The task: From the line that has "OCR this image." down to the final line of the listing below, transcribe every line exactly, and only those.

Data listing:
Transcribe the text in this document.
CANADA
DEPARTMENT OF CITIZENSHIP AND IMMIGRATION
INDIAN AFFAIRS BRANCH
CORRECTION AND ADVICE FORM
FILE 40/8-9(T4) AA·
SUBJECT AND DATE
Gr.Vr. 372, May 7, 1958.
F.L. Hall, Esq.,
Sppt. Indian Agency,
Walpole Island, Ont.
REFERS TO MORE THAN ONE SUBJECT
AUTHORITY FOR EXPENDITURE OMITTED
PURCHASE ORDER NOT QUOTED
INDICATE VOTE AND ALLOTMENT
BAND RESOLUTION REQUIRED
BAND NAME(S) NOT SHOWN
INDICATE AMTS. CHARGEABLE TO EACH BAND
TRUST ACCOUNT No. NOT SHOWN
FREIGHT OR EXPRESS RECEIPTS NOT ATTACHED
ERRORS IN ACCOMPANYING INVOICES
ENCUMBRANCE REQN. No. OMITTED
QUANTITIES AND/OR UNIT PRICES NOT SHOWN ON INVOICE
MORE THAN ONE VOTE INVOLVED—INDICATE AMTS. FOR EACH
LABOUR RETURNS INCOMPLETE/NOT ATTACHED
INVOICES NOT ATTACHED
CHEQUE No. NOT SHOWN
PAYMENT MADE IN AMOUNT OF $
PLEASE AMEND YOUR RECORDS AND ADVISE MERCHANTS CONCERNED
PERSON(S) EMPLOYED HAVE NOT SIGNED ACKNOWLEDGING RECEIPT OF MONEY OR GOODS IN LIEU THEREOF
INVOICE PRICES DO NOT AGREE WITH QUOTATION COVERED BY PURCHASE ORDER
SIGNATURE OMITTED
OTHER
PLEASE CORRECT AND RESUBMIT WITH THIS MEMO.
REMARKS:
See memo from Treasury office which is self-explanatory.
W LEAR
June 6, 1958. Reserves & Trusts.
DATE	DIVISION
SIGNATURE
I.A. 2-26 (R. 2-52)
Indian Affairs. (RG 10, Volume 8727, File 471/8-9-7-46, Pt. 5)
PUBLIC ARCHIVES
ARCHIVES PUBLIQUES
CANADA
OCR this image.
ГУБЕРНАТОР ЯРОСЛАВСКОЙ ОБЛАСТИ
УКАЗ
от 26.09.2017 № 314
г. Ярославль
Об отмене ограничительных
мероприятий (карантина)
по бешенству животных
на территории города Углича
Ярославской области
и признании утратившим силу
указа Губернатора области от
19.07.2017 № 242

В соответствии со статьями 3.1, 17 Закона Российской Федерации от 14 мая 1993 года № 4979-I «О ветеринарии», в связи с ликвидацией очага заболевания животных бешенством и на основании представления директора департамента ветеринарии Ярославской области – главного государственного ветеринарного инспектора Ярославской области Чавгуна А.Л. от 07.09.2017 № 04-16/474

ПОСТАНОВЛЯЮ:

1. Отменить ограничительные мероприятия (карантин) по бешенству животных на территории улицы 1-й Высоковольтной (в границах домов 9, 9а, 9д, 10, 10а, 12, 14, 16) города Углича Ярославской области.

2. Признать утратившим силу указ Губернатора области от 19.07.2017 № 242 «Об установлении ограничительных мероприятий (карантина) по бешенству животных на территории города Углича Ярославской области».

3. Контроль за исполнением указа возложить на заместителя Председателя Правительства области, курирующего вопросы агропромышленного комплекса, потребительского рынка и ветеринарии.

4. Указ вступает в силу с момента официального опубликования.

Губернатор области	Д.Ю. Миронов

Exercise answer:
OCR this image.
ГУБЕРНАТОР ЯРОСЛАВСКОЙ ОБЛАСТИ
УКАЗ
от 26.09.2017 № 314
г. Ярославль
Об отмене ограничительных
мероприятий (карантина)
по бешенству животных
на территории города Углича
Ярославской области
и признании утратившим силу
указа Губернатора области от
19.07.2017 № 242

В соответствии со статьями 3.1, 17 Закона Российской Федерации от 14 мая 1993 года № 4979-I «О ветеринарии», в связи с ликвидацией очага заболевания животных бешенством и на основании представления директора департамента ветеринарии Ярославской области – главного государственного ветеринарного инспектора Ярославской области Чавгуна А.Л. от 07.09.2017 № 04-16/474

ПОСТАНОВЛЯЮ:

1. Отменить ограничительные мероприятия (карантин) по бешенству животных на территории улицы 1-й Высоковольтной (в границах домов 9, 9а, 9д, 10, 10а, 12, 14, 16) города Углича Ярославской области.

2. Признать утратившим силу указ Губернатора области от 19.07.2017 № 242 «Об установлении ограничительных мероприятий (карантина) по бешенству животных на территории города Углича Ярославской области».

3. Контроль за исполнением указа возложить на заместителя Председателя Правительства области, курирующего вопросы агропромышленного комплекса, потребительского рынка и ветеринарии.

4. Указ вступает в силу с момента официального опубликования.

Губернатор области	Д.Ю. Миронов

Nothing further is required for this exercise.